* Begin Data lines *
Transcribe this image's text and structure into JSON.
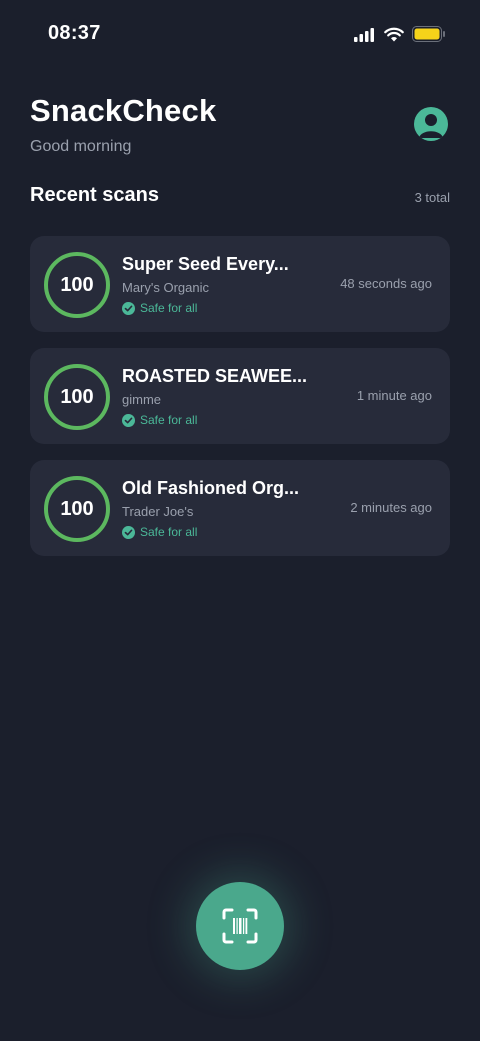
{
  "status_bar": {
    "time": "08:37",
    "icons": [
      "cellular-signal-icon",
      "wifi-icon",
      "battery-icon"
    ],
    "battery_color": "#f5d31a"
  },
  "header": {
    "title": "SnackCheck",
    "greeting": "Good morning",
    "avatar_icon": "user-avatar-icon"
  },
  "recent": {
    "title": "Recent scans",
    "count": "3 total",
    "items": [
      {
        "score": "100",
        "name": "Super Seed Every...",
        "brand": "Mary's Organic",
        "status": "Safe for all",
        "time": "48 seconds ago"
      },
      {
        "score": "100",
        "name": "ROASTED SEAWEE...",
        "brand": "gimme",
        "status": "Safe for all",
        "time": "1 minute ago"
      },
      {
        "score": "100",
        "name": "Old Fashioned Org...",
        "brand": "Trader Joe's",
        "status": "Safe for all",
        "time": "2 minutes ago"
      }
    ]
  },
  "scan_button": {
    "icon": "barcode-scan-icon"
  },
  "colors": {
    "background": "#1b1f2c",
    "card": "#272b3a",
    "accent": "#4bb898",
    "score_ring": "#5cb85f"
  }
}
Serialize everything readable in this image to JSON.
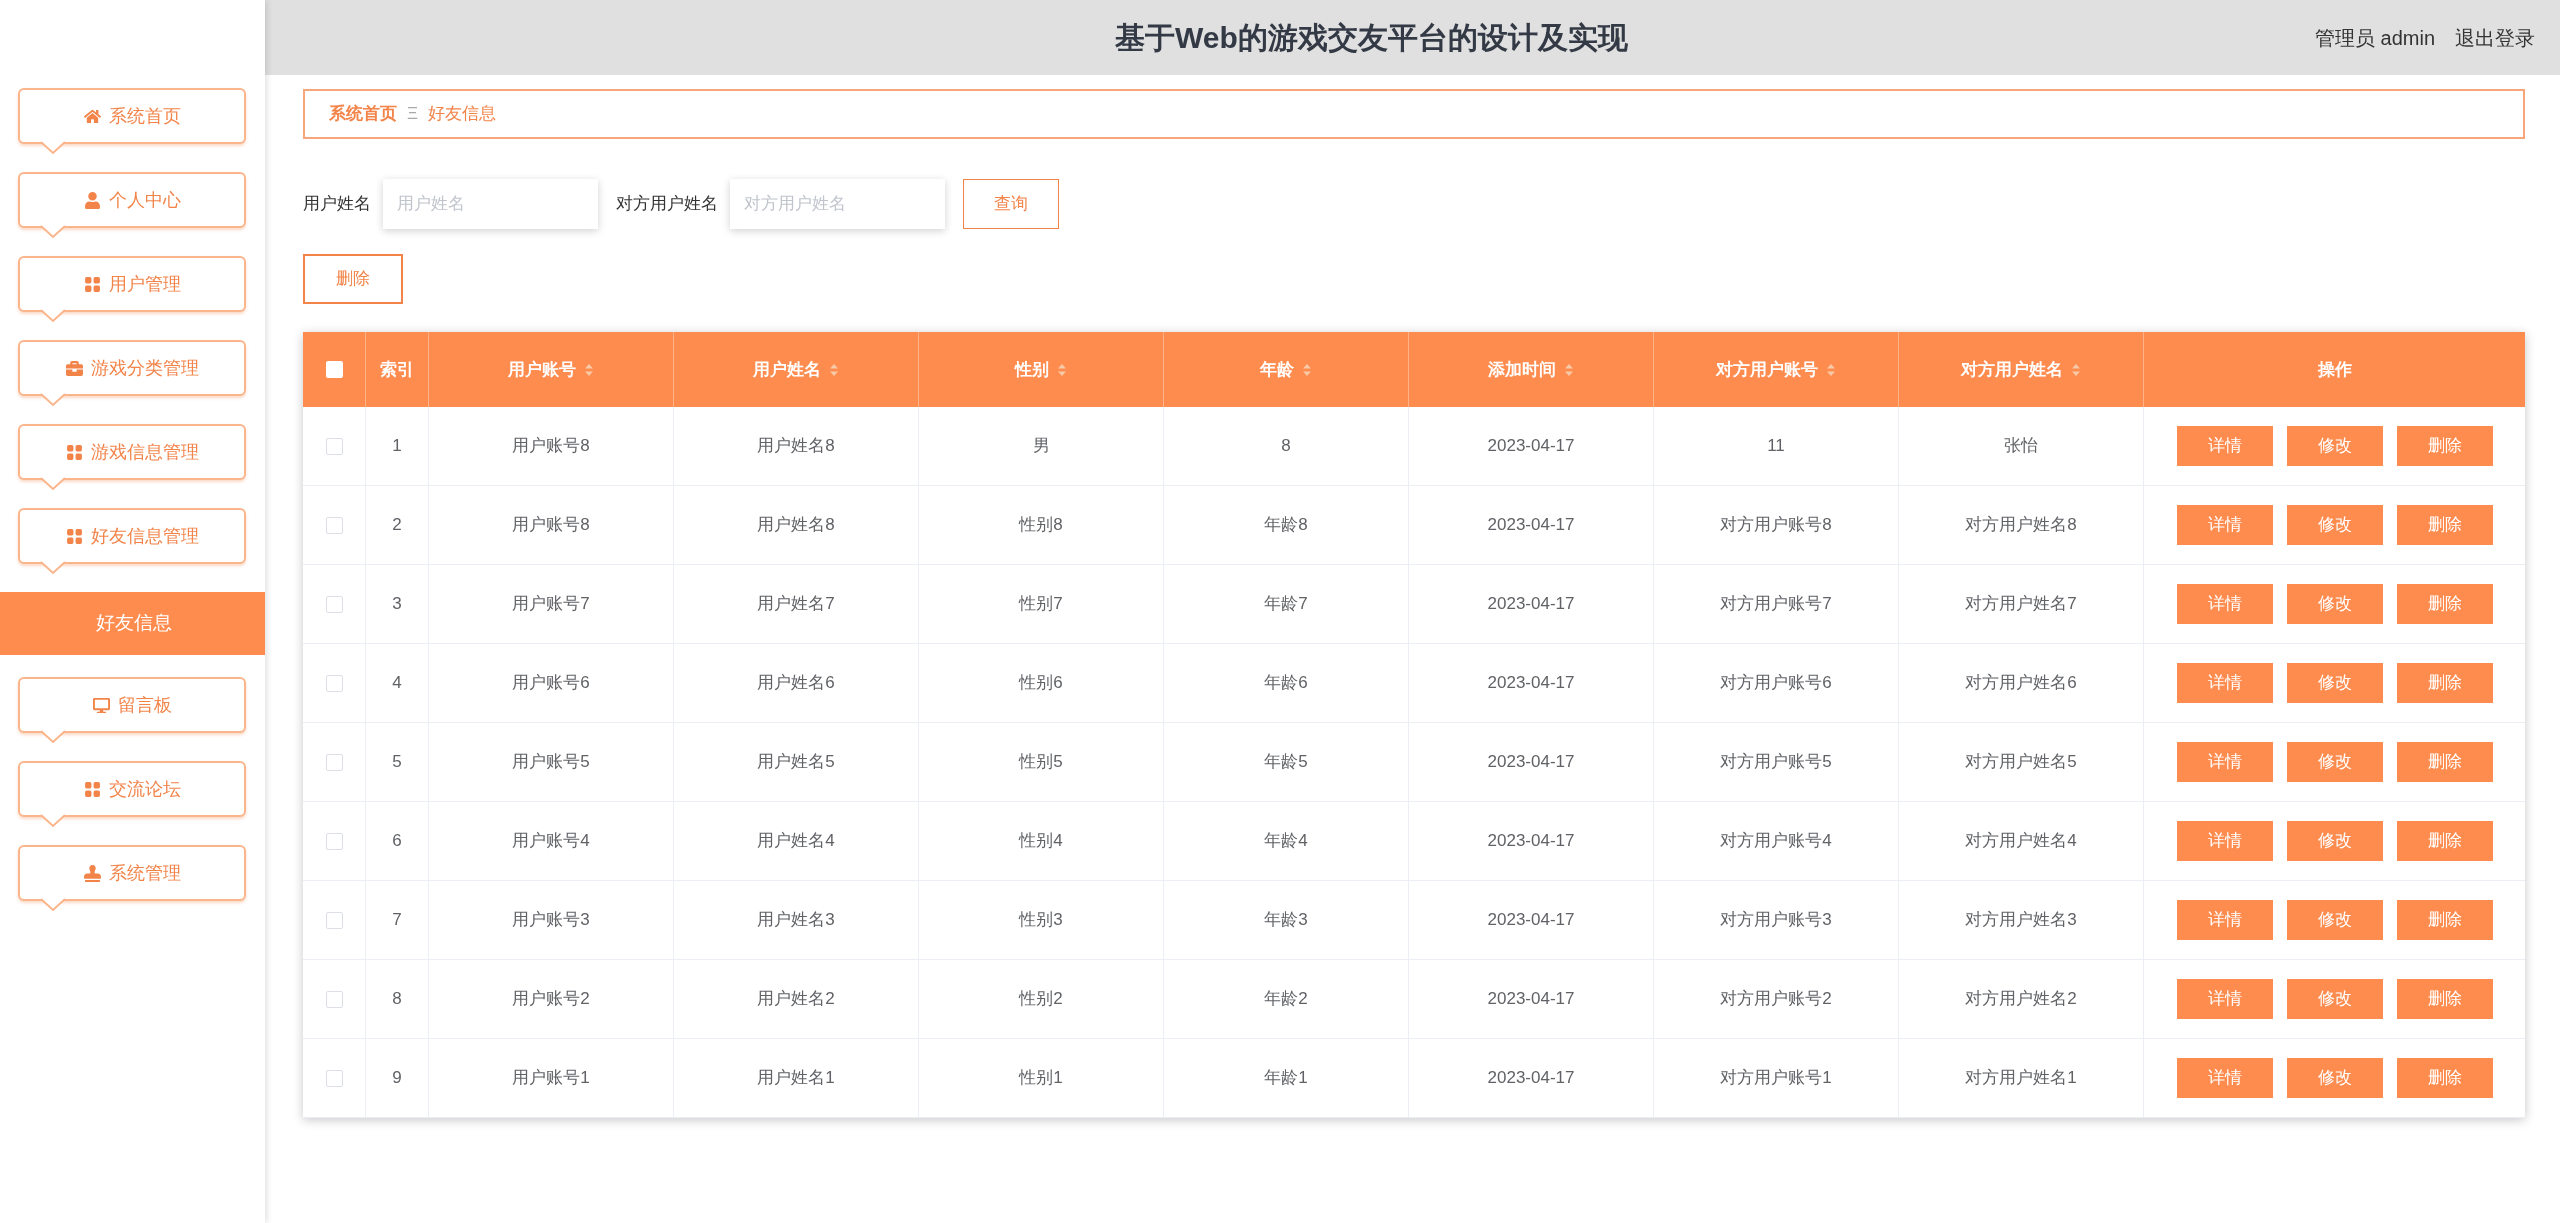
{
  "header": {
    "title": "基于Web的游戏交友平台的设计及实现",
    "user": "管理员 admin",
    "logout": "退出登录"
  },
  "sidebar": {
    "items": [
      {
        "label": "系统首页",
        "selected": false
      },
      {
        "label": "个人中心",
        "selected": false
      },
      {
        "label": "用户管理",
        "selected": false
      },
      {
        "label": "游戏分类管理",
        "selected": false
      },
      {
        "label": "游戏信息管理",
        "selected": false
      },
      {
        "label": "好友信息管理",
        "selected": false,
        "children": [
          {
            "label": "好友信息",
            "selected": true
          }
        ]
      },
      {
        "label": "留言板",
        "selected": false
      },
      {
        "label": "交流论坛",
        "selected": false
      },
      {
        "label": "系统管理",
        "selected": false
      }
    ]
  },
  "breadcrumb": {
    "home": "系统首页",
    "separator": "Ξ",
    "current": "好友信息"
  },
  "search": {
    "fields": [
      {
        "label": "用户姓名",
        "placeholder": "用户姓名"
      },
      {
        "label": "对方用户姓名",
        "placeholder": "对方用户姓名"
      }
    ],
    "button": "查询"
  },
  "delete_button": "删除",
  "table": {
    "select_all_checked": false,
    "columns": [
      {
        "label": "索引",
        "sortable": false
      },
      {
        "label": "用户账号",
        "sortable": true
      },
      {
        "label": "用户姓名",
        "sortable": true
      },
      {
        "label": "性别",
        "sortable": true
      },
      {
        "label": "年龄",
        "sortable": true
      },
      {
        "label": "添加时间",
        "sortable": true
      },
      {
        "label": "对方用户账号",
        "sortable": true
      },
      {
        "label": "对方用户姓名",
        "sortable": true
      },
      {
        "label": "操作",
        "sortable": false
      }
    ],
    "rows": [
      {
        "checked": false,
        "cells": [
          "1",
          "用户账号8",
          "用户姓名8",
          "男",
          "8",
          "2023-04-17",
          "11",
          "张怡"
        ],
        "actions": [
          "详情",
          "修改",
          "删除"
        ]
      },
      {
        "checked": false,
        "cells": [
          "2",
          "用户账号8",
          "用户姓名8",
          "性别8",
          "年龄8",
          "2023-04-17",
          "对方用户账号8",
          "对方用户姓名8"
        ],
        "actions": [
          "详情",
          "修改",
          "删除"
        ]
      },
      {
        "checked": false,
        "cells": [
          "3",
          "用户账号7",
          "用户姓名7",
          "性别7",
          "年龄7",
          "2023-04-17",
          "对方用户账号7",
          "对方用户姓名7"
        ],
        "actions": [
          "详情",
          "修改",
          "删除"
        ]
      },
      {
        "checked": false,
        "cells": [
          "4",
          "用户账号6",
          "用户姓名6",
          "性别6",
          "年龄6",
          "2023-04-17",
          "对方用户账号6",
          "对方用户姓名6"
        ],
        "actions": [
          "详情",
          "修改",
          "删除"
        ]
      },
      {
        "checked": false,
        "cells": [
          "5",
          "用户账号5",
          "用户姓名5",
          "性别5",
          "年龄5",
          "2023-04-17",
          "对方用户账号5",
          "对方用户姓名5"
        ],
        "actions": [
          "详情",
          "修改",
          "删除"
        ]
      },
      {
        "checked": false,
        "cells": [
          "6",
          "用户账号4",
          "用户姓名4",
          "性别4",
          "年龄4",
          "2023-04-17",
          "对方用户账号4",
          "对方用户姓名4"
        ],
        "actions": [
          "详情",
          "修改",
          "删除"
        ]
      },
      {
        "checked": false,
        "cells": [
          "7",
          "用户账号3",
          "用户姓名3",
          "性别3",
          "年龄3",
          "2023-04-17",
          "对方用户账号3",
          "对方用户姓名3"
        ],
        "actions": [
          "详情",
          "修改",
          "删除"
        ]
      },
      {
        "checked": false,
        "cells": [
          "8",
          "用户账号2",
          "用户姓名2",
          "性别2",
          "年龄2",
          "2023-04-17",
          "对方用户账号2",
          "对方用户姓名2"
        ],
        "actions": [
          "详情",
          "修改",
          "删除"
        ]
      },
      {
        "checked": false,
        "cells": [
          "9",
          "用户账号1",
          "用户姓名1",
          "性别1",
          "年龄1",
          "2023-04-17",
          "对方用户账号1",
          "对方用户姓名1"
        ],
        "actions": [
          "详情",
          "修改",
          "删除"
        ]
      }
    ]
  }
}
* End Data lines *
(Task description): Each entry shown above must be quoted exactly, with its pictures left out.

(Answer for this exercise):
Transcribe this image's text and structure into JSON.
{
  "status_bar": {
    "time": "08:37",
    "icons": [
      "cellular-signal-icon",
      "wifi-icon",
      "battery-icon"
    ],
    "battery_color": "#f5d31a"
  },
  "header": {
    "title": "SnackCheck",
    "greeting": "Good morning",
    "avatar_icon": "user-avatar-icon"
  },
  "recent": {
    "title": "Recent scans",
    "count": "3 total",
    "items": [
      {
        "score": "100",
        "name": "Super Seed Every...",
        "brand": "Mary's Organic",
        "status": "Safe for all",
        "time": "48 seconds ago"
      },
      {
        "score": "100",
        "name": "ROASTED SEAWEE...",
        "brand": "gimme",
        "status": "Safe for all",
        "time": "1 minute ago"
      },
      {
        "score": "100",
        "name": "Old Fashioned Org...",
        "brand": "Trader Joe's",
        "status": "Safe for all",
        "time": "2 minutes ago"
      }
    ]
  },
  "scan_button": {
    "icon": "barcode-scan-icon"
  },
  "colors": {
    "background": "#1b1f2c",
    "card": "#272b3a",
    "accent": "#4bb898",
    "score_ring": "#5cb85f"
  }
}
Serialize everything readable in this image to JSON.
{
  "header": {
    "title": "基于Web的游戏交友平台的设计及实现",
    "user": "管理员 admin",
    "logout": "退出登录"
  },
  "sidebar": {
    "items": [
      {
        "label": "系统首页",
        "selected": false
      },
      {
        "label": "个人中心",
        "selected": false
      },
      {
        "label": "用户管理",
        "selected": false
      },
      {
        "label": "游戏分类管理",
        "selected": false
      },
      {
        "label": "游戏信息管理",
        "selected": false
      },
      {
        "label": "好友信息管理",
        "selected": false,
        "children": [
          {
            "label": "好友信息",
            "selected": true
          }
        ]
      },
      {
        "label": "留言板",
        "selected": false
      },
      {
        "label": "交流论坛",
        "selected": false
      },
      {
        "label": "系统管理",
        "selected": false
      }
    ]
  },
  "breadcrumb": {
    "home": "系统首页",
    "separator": "Ξ",
    "current": "好友信息"
  },
  "search": {
    "fields": [
      {
        "label": "用户姓名",
        "placeholder": "用户姓名"
      },
      {
        "label": "对方用户姓名",
        "placeholder": "对方用户姓名"
      }
    ],
    "button": "查询"
  },
  "delete_button": "删除",
  "table": {
    "select_all_checked": false,
    "columns": [
      {
        "label": "索引",
        "sortable": false
      },
      {
        "label": "用户账号",
        "sortable": true
      },
      {
        "label": "用户姓名",
        "sortable": true
      },
      {
        "label": "性别",
        "sortable": true
      },
      {
        "label": "年龄",
        "sortable": true
      },
      {
        "label": "添加时间",
        "sortable": true
      },
      {
        "label": "对方用户账号",
        "sortable": true
      },
      {
        "label": "对方用户姓名",
        "sortable": true
      },
      {
        "label": "操作",
        "sortable": false
      }
    ],
    "rows": [
      {
        "checked": false,
        "cells": [
          "1",
          "用户账号8",
          "用户姓名8",
          "男",
          "8",
          "2023-04-17",
          "11",
          "张怡"
        ],
        "actions": [
          "详情",
          "修改",
          "删除"
        ]
      },
      {
        "checked": false,
        "cells": [
          "2",
          "用户账号8",
          "用户姓名8",
          "性别8",
          "年龄8",
          "2023-04-17",
          "对方用户账号8",
          "对方用户姓名8"
        ],
        "actions": [
          "详情",
          "修改",
          "删除"
        ]
      },
      {
        "checked": false,
        "cells": [
          "3",
          "用户账号7",
          "用户姓名7",
          "性别7",
          "年龄7",
          "2023-04-17",
          "对方用户账号7",
          "对方用户姓名7"
        ],
        "actions": [
          "详情",
          "修改",
          "删除"
        ]
      },
      {
        "checked": false,
        "cells": [
          "4",
          "用户账号6",
          "用户姓名6",
          "性别6",
          "年龄6",
          "2023-04-17",
          "对方用户账号6",
          "对方用户姓名6"
        ],
        "actions": [
          "详情",
          "修改",
          "删除"
        ]
      },
      {
        "checked": false,
        "cells": [
          "5",
          "用户账号5",
          "用户姓名5",
          "性别5",
          "年龄5",
          "2023-04-17",
          "对方用户账号5",
          "对方用户姓名5"
        ],
        "actions": [
          "详情",
          "修改",
          "删除"
        ]
      },
      {
        "checked": false,
        "cells": [
          "6",
          "用户账号4",
          "用户姓名4",
          "性别4",
          "年龄4",
          "2023-04-17",
          "对方用户账号4",
          "对方用户姓名4"
        ],
        "actions": [
          "详情",
          "修改",
          "删除"
        ]
      },
      {
        "checked": false,
        "cells": [
          "7",
          "用户账号3",
          "用户姓名3",
          "性别3",
          "年龄3",
          "2023-04-17",
          "对方用户账号3",
          "对方用户姓名3"
        ],
        "actions": [
          "详情",
          "修改",
          "删除"
        ]
      },
      {
        "checked": false,
        "cells": [
          "8",
          "用户账号2",
          "用户姓名2",
          "性别2",
          "年龄2",
          "2023-04-17",
          "对方用户账号2",
          "对方用户姓名2"
        ],
        "actions": [
          "详情",
          "修改",
          "删除"
        ]
      },
      {
        "checked": false,
        "cells": [
          "9",
          "用户账号1",
          "用户姓名1",
          "性别1",
          "年龄1",
          "2023-04-17",
          "对方用户账号1",
          "对方用户姓名1"
        ],
        "actions": [
          "详情",
          "修改",
          "删除"
        ]
      }
    ]
  }
}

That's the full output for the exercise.